## EXERCISE DETAILS
Write out the listing below in full and exactly, leaving out every picture.

## RECORDS SHOWN
================

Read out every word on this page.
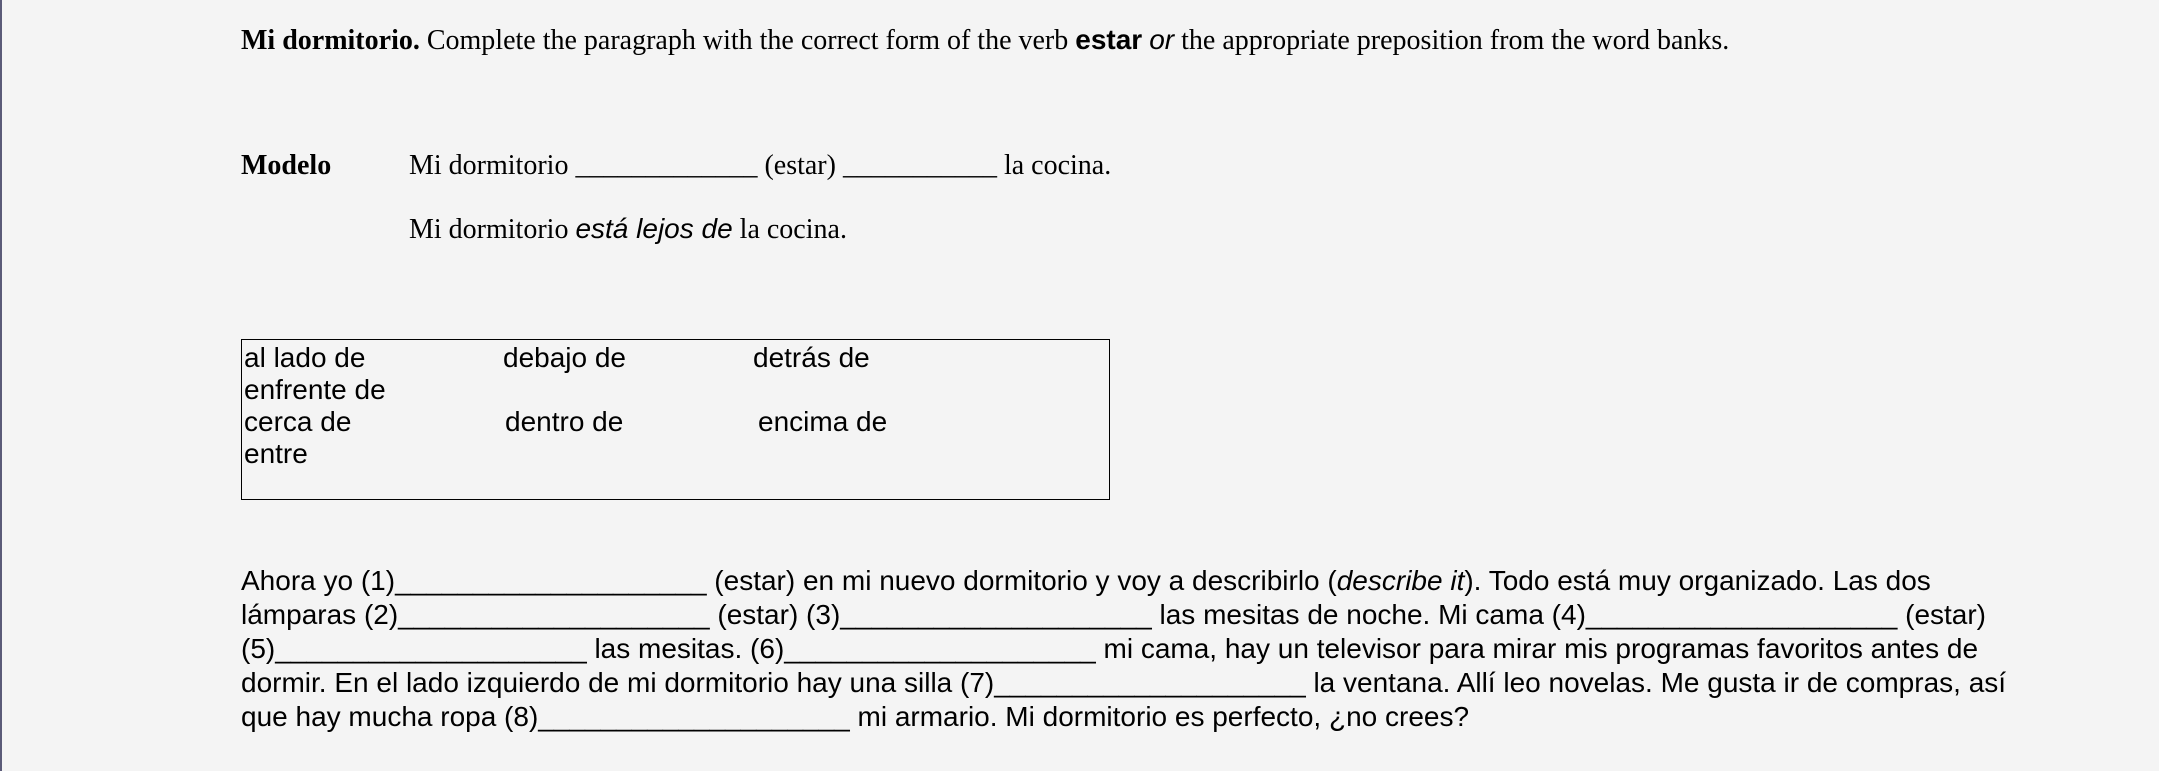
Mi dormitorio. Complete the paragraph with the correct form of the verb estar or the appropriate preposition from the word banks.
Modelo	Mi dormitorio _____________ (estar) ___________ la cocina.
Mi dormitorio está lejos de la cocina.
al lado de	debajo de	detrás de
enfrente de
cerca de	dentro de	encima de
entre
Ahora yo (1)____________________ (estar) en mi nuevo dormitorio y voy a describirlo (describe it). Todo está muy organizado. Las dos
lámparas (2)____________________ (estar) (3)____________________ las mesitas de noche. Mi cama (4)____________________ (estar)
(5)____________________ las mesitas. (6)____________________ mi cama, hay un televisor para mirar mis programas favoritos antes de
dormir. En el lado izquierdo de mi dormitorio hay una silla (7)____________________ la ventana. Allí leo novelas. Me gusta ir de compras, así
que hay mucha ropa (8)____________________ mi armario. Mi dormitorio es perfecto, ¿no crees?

================

## TASK RESULT
Read out every word on this page.
Mi dormitorio. Complete the paragraph with the correct form of the verb estar or the appropriate preposition from the word banks.
Modelo	Mi dormitorio _____________ (estar) ___________ la cocina.
Mi dormitorio está lejos de la cocina.
al lado de	debajo de	detrás de
enfrente de
cerca de	dentro de	encima de
entre
Ahora yo (1)____________________ (estar) en mi nuevo dormitorio y voy a describirlo (describe it). Todo está muy organizado. Las dos
lámparas (2)____________________ (estar) (3)____________________ las mesitas de noche. Mi cama (4)____________________ (estar)
(5)____________________ las mesitas. (6)____________________ mi cama, hay un televisor para mirar mis programas favoritos antes de
dormir. En el lado izquierdo de mi dormitorio hay una silla (7)____________________ la ventana. Allí leo novelas. Me gusta ir de compras, así
que hay mucha ropa (8)____________________ mi armario. Mi dormitorio es perfecto, ¿no crees?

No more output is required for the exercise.